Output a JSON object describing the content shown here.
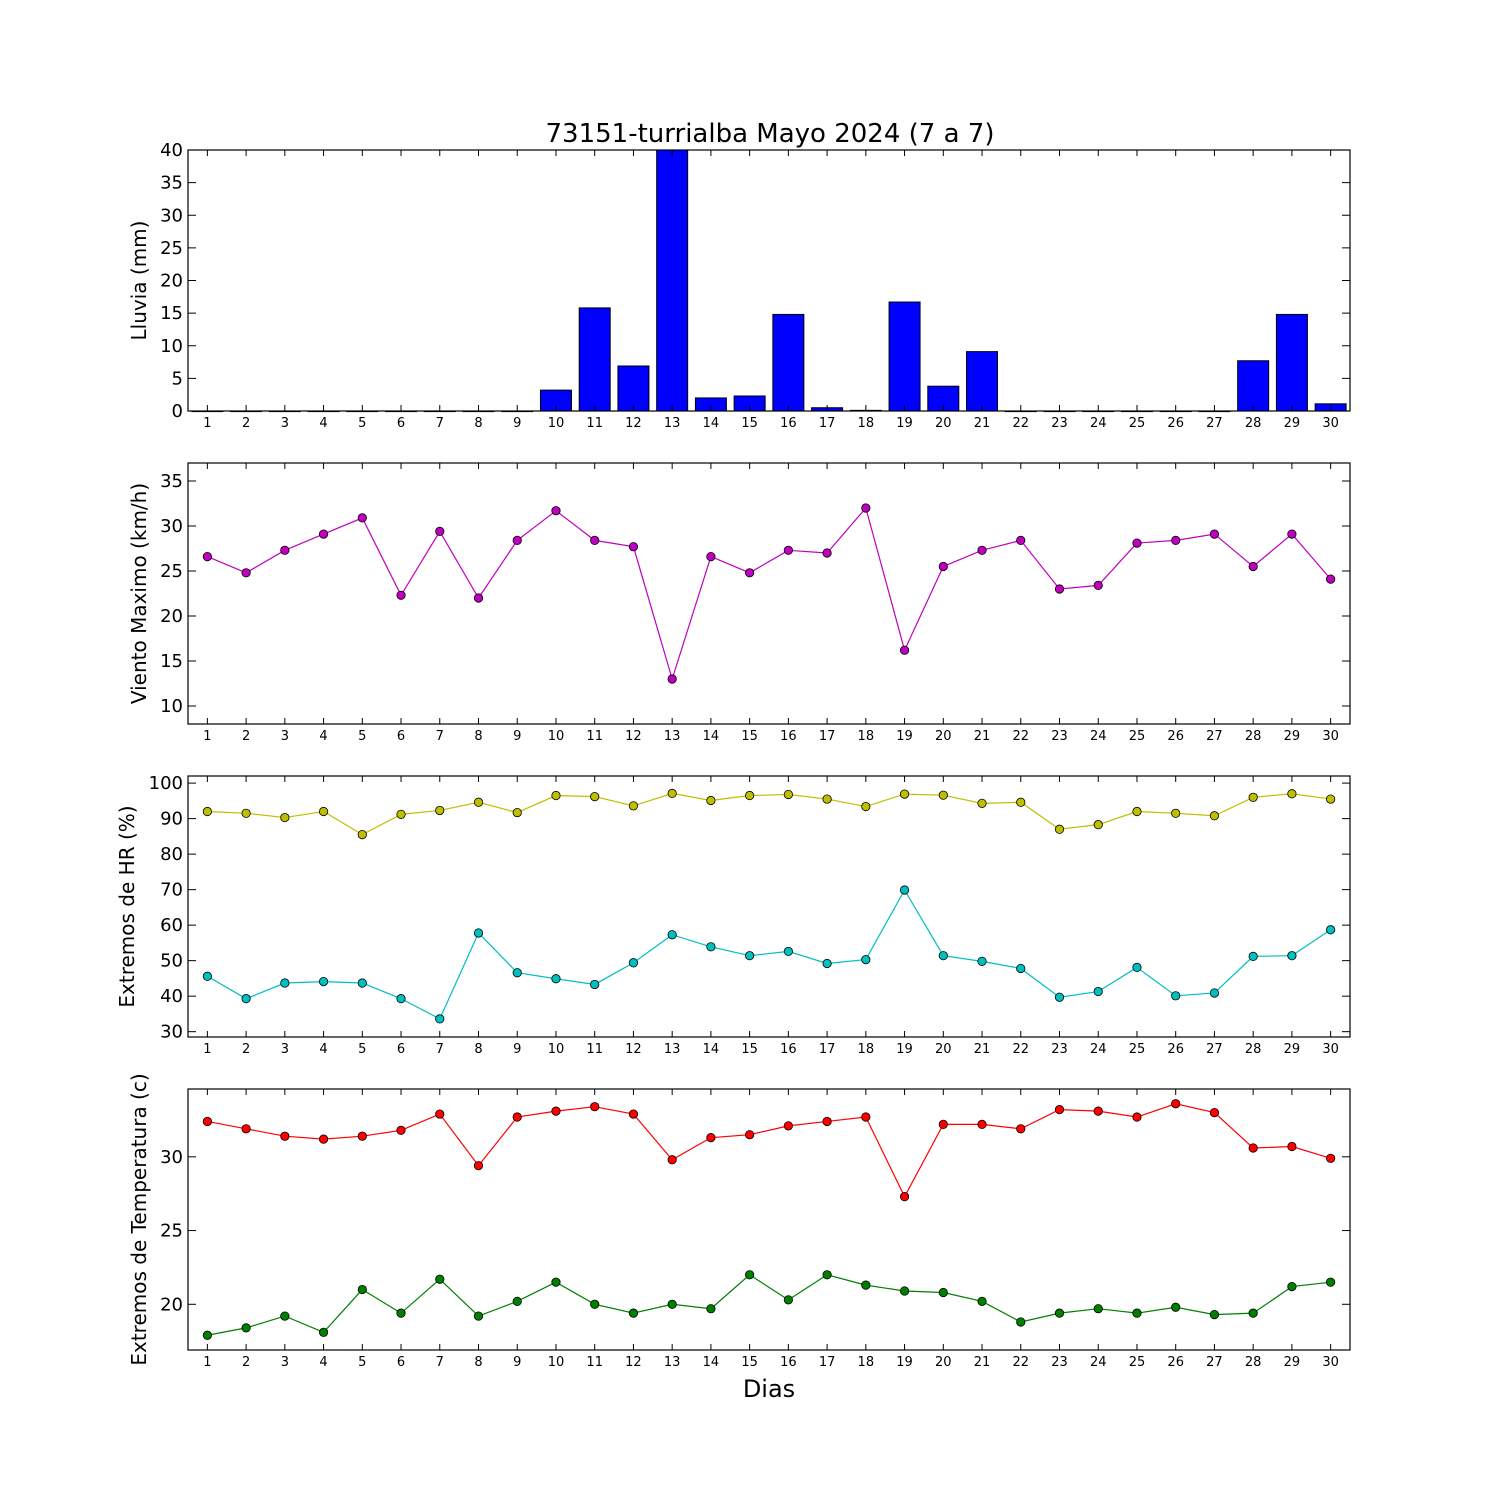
{
  "chart_data": [
    {
      "type": "bar",
      "title": "73151-turrialba Mayo 2024  (7 a 7)",
      "ylabel": "Lluvia (mm)",
      "ylim": [
        0,
        40
      ],
      "yticks": [
        0,
        5,
        10,
        15,
        20,
        25,
        30,
        35,
        40
      ],
      "color": "#0000ff",
      "x": [
        1,
        2,
        3,
        4,
        5,
        6,
        7,
        8,
        9,
        10,
        11,
        12,
        13,
        14,
        15,
        16,
        17,
        18,
        19,
        20,
        21,
        22,
        23,
        24,
        25,
        26,
        27,
        28,
        29,
        30
      ],
      "values": [
        0,
        0,
        0,
        0,
        0,
        0,
        0,
        0,
        0,
        3.2,
        15.8,
        6.9,
        40,
        2,
        2.3,
        14.8,
        0.5,
        0.1,
        16.7,
        3.8,
        9.1,
        0,
        0,
        0,
        0,
        0,
        0,
        7.7,
        14.8,
        1.1
      ]
    },
    {
      "type": "line",
      "ylabel": "Viento Maximo (km/h)",
      "ylim": [
        8,
        37
      ],
      "yticks": [
        10,
        15,
        20,
        25,
        30,
        35
      ],
      "x": [
        1,
        2,
        3,
        4,
        5,
        6,
        7,
        8,
        9,
        10,
        11,
        12,
        13,
        14,
        15,
        16,
        17,
        18,
        19,
        20,
        21,
        22,
        23,
        24,
        25,
        26,
        27,
        28,
        29,
        30
      ],
      "series": [
        {
          "color": "#bf00bf",
          "values": [
            26.6,
            24.8,
            27.3,
            29.1,
            30.9,
            22.3,
            29.4,
            22,
            28.4,
            31.7,
            28.4,
            27.7,
            13,
            26.6,
            24.8,
            27.3,
            27,
            32,
            16.2,
            25.5,
            27.3,
            28.4,
            23,
            23.4,
            28.1,
            28.4,
            29.1,
            25.5,
            29.1,
            24.1
          ]
        }
      ]
    },
    {
      "type": "line",
      "ylabel": "Extremos de HR (%)",
      "ylim": [
        28.5,
        102
      ],
      "yticks": [
        30,
        40,
        50,
        60,
        70,
        80,
        90,
        100
      ],
      "x": [
        1,
        2,
        3,
        4,
        5,
        6,
        7,
        8,
        9,
        10,
        11,
        12,
        13,
        14,
        15,
        16,
        17,
        18,
        19,
        20,
        21,
        22,
        23,
        24,
        25,
        26,
        27,
        28,
        29,
        30
      ],
      "series": [
        {
          "color": "#bfbf00",
          "values": [
            92,
            91.5,
            90.3,
            92,
            85.5,
            91.2,
            92.3,
            94.6,
            91.7,
            96.5,
            96.2,
            93.6,
            97.1,
            95.1,
            96.5,
            96.8,
            95.5,
            93.4,
            96.9,
            96.6,
            94.3,
            94.6,
            87,
            88.3,
            92,
            91.5,
            90.8,
            96,
            97,
            95.5
          ]
        },
        {
          "color": "#00bfbf",
          "values": [
            45.6,
            39.3,
            43.7,
            44.1,
            43.7,
            39.3,
            33.6,
            57.8,
            46.6,
            44.9,
            43.3,
            49.4,
            57.3,
            53.9,
            51.4,
            52.6,
            49.2,
            50.3,
            69.9,
            51.4,
            49.8,
            47.8,
            39.7,
            41.3,
            48.1,
            40.1,
            40.9,
            51.2,
            51.4,
            58.7
          ]
        }
      ]
    },
    {
      "type": "line",
      "ylabel": "Extremos de Temperatura (c)",
      "xlabel": "Dias",
      "ylim": [
        16.9,
        34.6
      ],
      "yticks": [
        20,
        25,
        30
      ],
      "x": [
        1,
        2,
        3,
        4,
        5,
        6,
        7,
        8,
        9,
        10,
        11,
        12,
        13,
        14,
        15,
        16,
        17,
        18,
        19,
        20,
        21,
        22,
        23,
        24,
        25,
        26,
        27,
        28,
        29,
        30
      ],
      "series": [
        {
          "color": "#ff0000",
          "values": [
            32.4,
            31.9,
            31.4,
            31.2,
            31.4,
            31.8,
            32.9,
            29.4,
            32.7,
            33.1,
            33.4,
            32.9,
            29.8,
            31.3,
            31.5,
            32.1,
            32.4,
            32.7,
            27.3,
            32.2,
            32.2,
            31.9,
            33.2,
            33.1,
            32.7,
            33.6,
            33,
            30.6,
            30.7,
            29.9
          ]
        },
        {
          "color": "#008000",
          "values": [
            17.9,
            18.4,
            19.2,
            18.1,
            21,
            19.4,
            21.7,
            19.2,
            20.2,
            21.5,
            20,
            19.4,
            20,
            19.7,
            22,
            20.3,
            22,
            21.3,
            20.9,
            20.8,
            20.2,
            18.8,
            19.4,
            19.7,
            19.4,
            19.8,
            19.3,
            19.4,
            21.2,
            21.5
          ]
        }
      ]
    }
  ]
}
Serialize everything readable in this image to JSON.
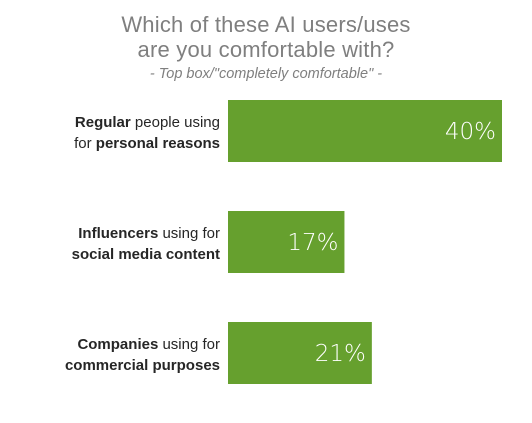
{
  "chart_data": {
    "type": "bar",
    "orientation": "horizontal",
    "title_lines": [
      "Which of these AI users/uses",
      "are you comfortable with?"
    ],
    "subtitle": "- Top box/\"completely comfortable\" -",
    "categories": [
      [
        {
          "text": "Regular",
          "bold": true
        },
        {
          "text": " people using",
          "bold": false
        },
        {
          "text": "|"
        },
        {
          "text": "for ",
          "bold": false
        },
        {
          "text": "personal reasons",
          "bold": true
        }
      ],
      [
        {
          "text": "Influencers",
          "bold": true
        },
        {
          "text": " using for",
          "bold": false
        },
        {
          "text": "|"
        },
        {
          "text": "social media content",
          "bold": true
        }
      ],
      [
        {
          "text": "Companies",
          "bold": true
        },
        {
          "text": " using for",
          "bold": false
        },
        {
          "text": "|"
        },
        {
          "text": "commercial purposes",
          "bold": true
        }
      ]
    ],
    "values": [
      40,
      17,
      21
    ],
    "value_labels": [
      "40%",
      "17%",
      "21%"
    ],
    "xlim": [
      0,
      40
    ],
    "grid": false,
    "legend": "none",
    "bar_color": "#66a02e"
  }
}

=======

EXERCISE DESCRIPTION -> From the records, copy every line that has the string "Extremos" in it.

ANSWER IN FULL ->
      "ylabel": "Extremos de HR (%)",
      "ylabel": "Extremos de Temperatura (c)",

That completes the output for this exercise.